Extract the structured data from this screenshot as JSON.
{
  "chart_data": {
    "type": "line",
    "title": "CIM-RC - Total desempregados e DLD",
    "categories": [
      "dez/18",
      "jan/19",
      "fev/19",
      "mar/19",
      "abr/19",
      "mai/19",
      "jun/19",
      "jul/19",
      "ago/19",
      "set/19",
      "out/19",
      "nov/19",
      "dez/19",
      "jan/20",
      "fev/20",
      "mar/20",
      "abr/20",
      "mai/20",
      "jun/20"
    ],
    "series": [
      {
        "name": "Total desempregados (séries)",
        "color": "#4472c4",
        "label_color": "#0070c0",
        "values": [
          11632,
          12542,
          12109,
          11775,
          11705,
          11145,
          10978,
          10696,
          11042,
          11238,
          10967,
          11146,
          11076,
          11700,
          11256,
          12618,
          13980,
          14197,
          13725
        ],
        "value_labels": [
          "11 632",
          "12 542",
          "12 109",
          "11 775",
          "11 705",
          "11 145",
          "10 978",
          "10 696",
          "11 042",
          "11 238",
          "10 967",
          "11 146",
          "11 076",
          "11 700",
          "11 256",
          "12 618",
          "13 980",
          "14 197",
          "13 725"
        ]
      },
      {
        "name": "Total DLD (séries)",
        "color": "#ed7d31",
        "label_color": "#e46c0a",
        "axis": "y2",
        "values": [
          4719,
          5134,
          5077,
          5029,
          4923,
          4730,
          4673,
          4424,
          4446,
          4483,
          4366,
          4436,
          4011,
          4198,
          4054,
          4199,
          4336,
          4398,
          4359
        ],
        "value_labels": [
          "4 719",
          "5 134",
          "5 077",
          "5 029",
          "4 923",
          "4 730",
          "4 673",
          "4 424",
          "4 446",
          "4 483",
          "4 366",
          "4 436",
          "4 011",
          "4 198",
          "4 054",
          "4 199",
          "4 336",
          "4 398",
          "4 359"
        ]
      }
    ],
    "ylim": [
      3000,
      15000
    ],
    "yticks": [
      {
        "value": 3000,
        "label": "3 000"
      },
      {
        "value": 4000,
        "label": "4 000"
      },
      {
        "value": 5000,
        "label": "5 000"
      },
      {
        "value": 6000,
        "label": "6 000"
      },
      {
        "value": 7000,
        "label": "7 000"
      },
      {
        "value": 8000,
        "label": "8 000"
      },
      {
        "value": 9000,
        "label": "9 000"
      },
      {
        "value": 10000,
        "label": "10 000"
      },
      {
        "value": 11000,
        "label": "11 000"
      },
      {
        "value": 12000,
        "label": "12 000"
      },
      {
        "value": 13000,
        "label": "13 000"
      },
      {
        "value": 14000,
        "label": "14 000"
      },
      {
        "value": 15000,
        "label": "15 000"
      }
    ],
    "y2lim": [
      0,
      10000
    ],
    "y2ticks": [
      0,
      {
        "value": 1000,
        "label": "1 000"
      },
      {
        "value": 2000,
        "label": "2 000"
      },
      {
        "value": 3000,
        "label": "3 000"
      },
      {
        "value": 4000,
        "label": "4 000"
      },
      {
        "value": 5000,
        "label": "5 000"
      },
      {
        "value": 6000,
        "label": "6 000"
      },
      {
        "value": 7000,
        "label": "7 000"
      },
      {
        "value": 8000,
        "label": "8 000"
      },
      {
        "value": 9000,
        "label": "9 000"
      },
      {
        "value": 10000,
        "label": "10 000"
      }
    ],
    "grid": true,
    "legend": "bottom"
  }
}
=-=-=
Aim: Extract each entry in full, exactly as given.

The result:
Extract the structured data from this screenshot as JSON.
{
  "chart_data": {
    "type": "line",
    "title": "CIM-RC - Total desempregados e DLD",
    "categories": [
      "dez/18",
      "jan/19",
      "fev/19",
      "mar/19",
      "abr/19",
      "mai/19",
      "jun/19",
      "jul/19",
      "ago/19",
      "set/19",
      "out/19",
      "nov/19",
      "dez/19",
      "jan/20",
      "fev/20",
      "mar/20",
      "abr/20",
      "mai/20",
      "jun/20"
    ],
    "series": [
      {
        "name": "Total desempregados (séries)",
        "color": "#4472c4",
        "label_color": "#0070c0",
        "values": [
          11632,
          12542,
          12109,
          11775,
          11705,
          11145,
          10978,
          10696,
          11042,
          11238,
          10967,
          11146,
          11076,
          11700,
          11256,
          12618,
          13980,
          14197,
          13725
        ],
        "value_labels": [
          "11 632",
          "12 542",
          "12 109",
          "11 775",
          "11 705",
          "11 145",
          "10 978",
          "10 696",
          "11 042",
          "11 238",
          "10 967",
          "11 146",
          "11 076",
          "11 700",
          "11 256",
          "12 618",
          "13 980",
          "14 197",
          "13 725"
        ]
      },
      {
        "name": "Total DLD (séries)",
        "color": "#ed7d31",
        "label_color": "#e46c0a",
        "axis": "y2",
        "values": [
          4719,
          5134,
          5077,
          5029,
          4923,
          4730,
          4673,
          4424,
          4446,
          4483,
          4366,
          4436,
          4011,
          4198,
          4054,
          4199,
          4336,
          4398,
          4359
        ],
        "value_labels": [
          "4 719",
          "5 134",
          "5 077",
          "5 029",
          "4 923",
          "4 730",
          "4 673",
          "4 424",
          "4 446",
          "4 483",
          "4 366",
          "4 436",
          "4 011",
          "4 198",
          "4 054",
          "4 199",
          "4 336",
          "4 398",
          "4 359"
        ]
      }
    ],
    "ylim": [
      3000,
      15000
    ],
    "yticks": [
      {
        "value": 3000,
        "label": "3 000"
      },
      {
        "value": 4000,
        "label": "4 000"
      },
      {
        "value": 5000,
        "label": "5 000"
      },
      {
        "value": 6000,
        "label": "6 000"
      },
      {
        "value": 7000,
        "label": "7 000"
      },
      {
        "value": 8000,
        "label": "8 000"
      },
      {
        "value": 9000,
        "label": "9 000"
      },
      {
        "value": 10000,
        "label": "10 000"
      },
      {
        "value": 11000,
        "label": "11 000"
      },
      {
        "value": 12000,
        "label": "12 000"
      },
      {
        "value": 13000,
        "label": "13 000"
      },
      {
        "value": 14000,
        "label": "14 000"
      },
      {
        "value": 15000,
        "label": "15 000"
      }
    ],
    "y2lim": [
      0,
      10000
    ],
    "y2ticks": [
      0,
      {
        "value": 1000,
        "label": "1 000"
      },
      {
        "value": 2000,
        "label": "2 000"
      },
      {
        "value": 3000,
        "label": "3 000"
      },
      {
        "value": 4000,
        "label": "4 000"
      },
      {
        "value": 5000,
        "label": "5 000"
      },
      {
        "value": 6000,
        "label": "6 000"
      },
      {
        "value": 7000,
        "label": "7 000"
      },
      {
        "value": 8000,
        "label": "8 000"
      },
      {
        "value": 9000,
        "label": "9 000"
      },
      {
        "value": 10000,
        "label": "10 000"
      }
    ],
    "grid": true,
    "legend": "bottom"
  }
}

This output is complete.